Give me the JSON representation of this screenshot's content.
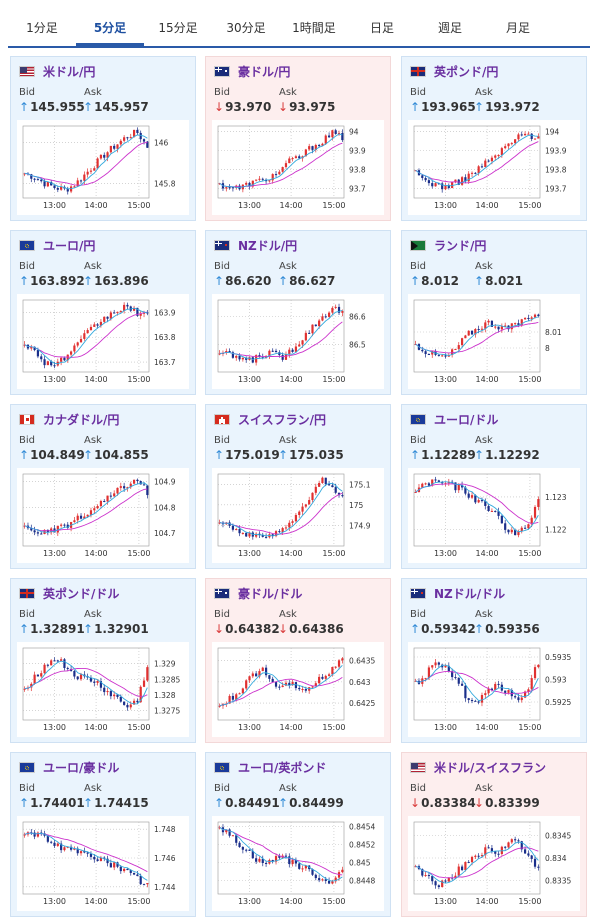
{
  "tabs": [
    {
      "label": "1分足",
      "active": false
    },
    {
      "label": "5分足",
      "active": true
    },
    {
      "label": "15分足",
      "active": false
    },
    {
      "label": "30分足",
      "active": false
    },
    {
      "label": "1時間足",
      "active": false
    },
    {
      "label": "日足",
      "active": false
    },
    {
      "label": "週足",
      "active": false
    },
    {
      "label": "月足",
      "active": false
    }
  ],
  "labels": {
    "bid": "Bid",
    "ask": "Ask"
  },
  "colors": {
    "up_arrow": "#2f89d6",
    "down_arrow": "#d93a3a",
    "pair_text": "#6a2fa0",
    "bull": "#e03030",
    "bear": "#1a2e8a",
    "ma": "#cc33cc",
    "ma2": "#33aadd"
  },
  "cards": [
    {
      "pair": "米ドル/円",
      "flag": "us-jp-flag",
      "dir": "up",
      "bid": "145.955",
      "ask": "145.957",
      "bid_arrow": "↑",
      "ask_arrow": "↑",
      "chart_data": {
        "type": "candlestick",
        "x": [
          "13:00",
          "14:00",
          "15:00"
        ],
        "ylim": [
          145.73,
          146.08
        ],
        "yticks": [
          "146",
          "145.8"
        ],
        "ytickvals": [
          146.0,
          145.8
        ],
        "trend": [
          145.85,
          145.83,
          145.8,
          145.78,
          145.77,
          145.8,
          145.85,
          145.9,
          145.95,
          145.99,
          146.03,
          146.05,
          145.98
        ]
      }
    },
    {
      "pair": "豪ドル/円",
      "flag": "au-jp-flag",
      "dir": "down",
      "bid": "93.970",
      "ask": "93.975",
      "bid_arrow": "↓",
      "ask_arrow": "↓",
      "chart_data": {
        "type": "candlestick",
        "x": [
          "13:00",
          "14:00",
          "15:00"
        ],
        "ylim": [
          93.65,
          94.03
        ],
        "yticks": [
          "94",
          "93.9",
          "93.8",
          "93.7"
        ],
        "ytickvals": [
          94.0,
          93.9,
          93.8,
          93.7
        ],
        "trend": [
          93.72,
          93.71,
          93.7,
          93.73,
          93.74,
          93.76,
          93.8,
          93.85,
          93.87,
          93.92,
          93.95,
          93.99,
          93.97
        ]
      }
    },
    {
      "pair": "英ポンド/円",
      "flag": "gb-jp-flag",
      "dir": "up",
      "bid": "193.965",
      "ask": "193.972",
      "bid_arrow": "↑",
      "ask_arrow": "↑",
      "chart_data": {
        "type": "candlestick",
        "x": [
          "13:00",
          "14:00",
          "15:00"
        ],
        "ylim": [
          193.65,
          194.03
        ],
        "yticks": [
          "194",
          "193.9",
          "193.8",
          "193.7"
        ],
        "ytickvals": [
          194.0,
          193.9,
          193.8,
          193.7
        ],
        "trend": [
          193.78,
          193.74,
          193.72,
          193.71,
          193.73,
          193.76,
          193.8,
          193.84,
          193.88,
          193.93,
          193.97,
          193.99,
          193.96
        ]
      }
    },
    {
      "pair": "ユーロ/円",
      "flag": "eu-jp-flag",
      "dir": "up",
      "bid": "163.892",
      "ask": "163.896",
      "bid_arrow": "↑",
      "ask_arrow": "↑",
      "chart_data": {
        "type": "candlestick",
        "x": [
          "13:00",
          "14:00",
          "15:00"
        ],
        "ylim": [
          163.66,
          163.95
        ],
        "yticks": [
          "163.9",
          "163.8",
          "163.7"
        ],
        "ytickvals": [
          163.9,
          163.8,
          163.7
        ],
        "trend": [
          163.78,
          163.74,
          163.7,
          163.69,
          163.72,
          163.76,
          163.81,
          163.85,
          163.88,
          163.91,
          163.92,
          163.9,
          163.89
        ]
      }
    },
    {
      "pair": "NZドル/円",
      "flag": "nz-jp-flag",
      "dir": "up",
      "bid": "86.620",
      "ask": "86.627",
      "bid_arrow": "↑",
      "ask_arrow": "↑",
      "chart_data": {
        "type": "candlestick",
        "x": [
          "13:00",
          "14:00",
          "15:00"
        ],
        "ylim": [
          86.4,
          86.66
        ],
        "yticks": [
          "86.6",
          "86.5"
        ],
        "ytickvals": [
          86.6,
          86.5
        ],
        "trend": [
          86.47,
          86.46,
          86.45,
          86.44,
          86.46,
          86.47,
          86.45,
          86.48,
          86.52,
          86.56,
          86.6,
          86.63,
          86.62
        ]
      }
    },
    {
      "pair": "ランド/円",
      "flag": "za-jp-flag",
      "dir": "up",
      "bid": "8.012",
      "ask": "8.021",
      "bid_arrow": "↑",
      "ask_arrow": "↑",
      "chart_data": {
        "type": "candlestick",
        "x": [
          "13:00",
          "14:00",
          "15:00"
        ],
        "ylim": [
          7.985,
          8.03
        ],
        "yticks": [
          "8.01",
          "8"
        ],
        "ytickvals": [
          8.01,
          8.0
        ],
        "trend": [
          8.002,
          7.998,
          7.995,
          7.994,
          8.0,
          8.008,
          8.012,
          8.016,
          8.014,
          8.012,
          8.015,
          8.02,
          8.021
        ]
      }
    },
    {
      "pair": "カナダドル/円",
      "flag": "ca-jp-flag",
      "dir": "up",
      "bid": "104.849",
      "ask": "104.855",
      "bid_arrow": "↑",
      "ask_arrow": "↑",
      "chart_data": {
        "type": "candlestick",
        "x": [
          "13:00",
          "14:00",
          "15:00"
        ],
        "ylim": [
          104.65,
          104.93
        ],
        "yticks": [
          "104.9",
          "104.8",
          "104.7"
        ],
        "ytickvals": [
          104.9,
          104.8,
          104.7
        ],
        "trend": [
          104.72,
          104.71,
          104.7,
          104.71,
          104.73,
          104.75,
          104.77,
          104.8,
          104.83,
          104.86,
          104.89,
          104.9,
          104.86
        ]
      }
    },
    {
      "pair": "スイスフラン/円",
      "flag": "ch-jp-flag",
      "dir": "up",
      "bid": "175.019",
      "ask": "175.035",
      "bid_arrow": "↑",
      "ask_arrow": "↑",
      "chart_data": {
        "type": "candlestick",
        "x": [
          "13:00",
          "14:00",
          "15:00"
        ],
        "ylim": [
          174.8,
          175.15
        ],
        "yticks": [
          "175.1",
          "175",
          "174.9"
        ],
        "ytickvals": [
          175.1,
          175.0,
          174.9
        ],
        "trend": [
          174.93,
          174.9,
          174.87,
          174.85,
          174.84,
          174.86,
          174.88,
          174.92,
          174.97,
          175.05,
          175.12,
          175.1,
          175.03
        ]
      }
    },
    {
      "pair": "ユーロ/ドル",
      "flag": "eu-us-flag",
      "dir": "up",
      "bid": "1.12289",
      "ask": "1.12292",
      "bid_arrow": "↑",
      "ask_arrow": "↑",
      "chart_data": {
        "type": "candlestick",
        "x": [
          "13:00",
          "14:00",
          "15:00"
        ],
        "ylim": [
          1.1215,
          1.1237
        ],
        "yticks": [
          "1.123",
          "1.122"
        ],
        "ytickvals": [
          1.123,
          1.122
        ],
        "trend": [
          1.1232,
          1.1234,
          1.1235,
          1.1234,
          1.1233,
          1.1231,
          1.1229,
          1.1227,
          1.1224,
          1.122,
          1.1219,
          1.1221,
          1.1229
        ]
      }
    },
    {
      "pair": "英ポンド/ドル",
      "flag": "gb-us-flag",
      "dir": "up",
      "bid": "1.32891",
      "ask": "1.32901",
      "bid_arrow": "↑",
      "ask_arrow": "↑",
      "chart_data": {
        "type": "candlestick",
        "x": [
          "13:00",
          "14:00",
          "15:00"
        ],
        "ylim": [
          1.3272,
          1.3295
        ],
        "yticks": [
          "1.329",
          "1.3285",
          "1.328",
          "1.3275"
        ],
        "ytickvals": [
          1.329,
          1.3285,
          1.328,
          1.3275
        ],
        "trend": [
          1.3282,
          1.3286,
          1.3289,
          1.3292,
          1.3289,
          1.3286,
          1.3285,
          1.3284,
          1.3281,
          1.3279,
          1.3276,
          1.3278,
          1.3289
        ]
      }
    },
    {
      "pair": "豪ドル/ドル",
      "flag": "au-us-flag",
      "dir": "down",
      "bid": "0.64382",
      "ask": "0.64386",
      "bid_arrow": "↓",
      "ask_arrow": "↓",
      "chart_data": {
        "type": "candlestick",
        "x": [
          "13:00",
          "14:00",
          "15:00"
        ],
        "ylim": [
          0.6421,
          0.6438
        ],
        "yticks": [
          "0.6435",
          "0.643",
          "0.6425"
        ],
        "ytickvals": [
          0.6435,
          0.643,
          0.6425
        ],
        "trend": [
          0.6424,
          0.6426,
          0.6428,
          0.6431,
          0.6433,
          0.6431,
          0.6428,
          0.643,
          0.6428,
          0.6429,
          0.6431,
          0.6433,
          0.6436
        ]
      }
    },
    {
      "pair": "NZドル/ドル",
      "flag": "nz-us-flag",
      "dir": "up",
      "bid": "0.59342",
      "ask": "0.59356",
      "bid_arrow": "↑",
      "ask_arrow": "↑",
      "chart_data": {
        "type": "candlestick",
        "x": [
          "13:00",
          "14:00",
          "15:00"
        ],
        "ylim": [
          0.5921,
          0.5937
        ],
        "yticks": [
          "0.5935",
          "0.593",
          "0.5925"
        ],
        "ytickvals": [
          0.5935,
          0.593,
          0.5925
        ],
        "trend": [
          0.5929,
          0.5931,
          0.5934,
          0.5933,
          0.593,
          0.5926,
          0.5925,
          0.5928,
          0.5929,
          0.5927,
          0.5926,
          0.5928,
          0.5934
        ]
      }
    },
    {
      "pair": "ユーロ/豪ドル",
      "flag": "eu-au-flag",
      "dir": "up",
      "bid": "1.74401",
      "ask": "1.74415",
      "bid_arrow": "↑",
      "ask_arrow": "↑",
      "chart_data": {
        "type": "candlestick",
        "x": [
          "13:00",
          "14:00",
          "15:00"
        ],
        "ylim": [
          1.7435,
          1.7485
        ],
        "yticks": [
          "1.748",
          "1.746",
          "1.744"
        ],
        "ytickvals": [
          1.748,
          1.746,
          1.744
        ],
        "trend": [
          1.7478,
          1.7476,
          1.7474,
          1.747,
          1.7466,
          1.7464,
          1.7465,
          1.746,
          1.7457,
          1.7454,
          1.745,
          1.7446,
          1.7441
        ]
      }
    },
    {
      "pair": "ユーロ/英ポンド",
      "flag": "eu-gb-flag",
      "dir": "up",
      "bid": "0.84491",
      "ask": "0.84499",
      "bid_arrow": "↑",
      "ask_arrow": "↑",
      "chart_data": {
        "type": "candlestick",
        "x": [
          "13:00",
          "14:00",
          "15:00"
        ],
        "ylim": [
          0.84465,
          0.84545
        ],
        "yticks": [
          "0.8454",
          "0.8452",
          "0.845",
          "0.8448"
        ],
        "ytickvals": [
          0.8454,
          0.8452,
          0.845,
          0.8448
        ],
        "trend": [
          0.8454,
          0.8453,
          0.8452,
          0.8451,
          0.845,
          0.845,
          0.8451,
          0.845,
          0.84495,
          0.8449,
          0.8448,
          0.8448,
          0.84491
        ]
      }
    },
    {
      "pair": "米ドル/スイスフラン",
      "flag": "us-ch-flag",
      "dir": "down",
      "bid": "0.83384",
      "ask": "0.83399",
      "bid_arrow": "↓",
      "ask_arrow": "↓",
      "chart_data": {
        "type": "candlestick",
        "x": [
          "13:00",
          "14:00",
          "15:00"
        ],
        "ylim": [
          0.8332,
          0.8348
        ],
        "yticks": [
          "0.8345",
          "0.834",
          "0.8335"
        ],
        "ytickvals": [
          0.8345,
          0.834,
          0.8335
        ],
        "trend": [
          0.8338,
          0.8336,
          0.8334,
          0.8335,
          0.8337,
          0.8339,
          0.834,
          0.8342,
          0.8341,
          0.8343,
          0.8344,
          0.834,
          0.8338
        ]
      }
    }
  ]
}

□ □ □ □ □ □ □

### Exercise objective
Search the entries for the word "英ポンド" and pick out every line that holds it.

### Result
      "pair": "英ポンド/円",
      "pair": "英ポンド/ドル",
      "pair": "ユーロ/英ポンド",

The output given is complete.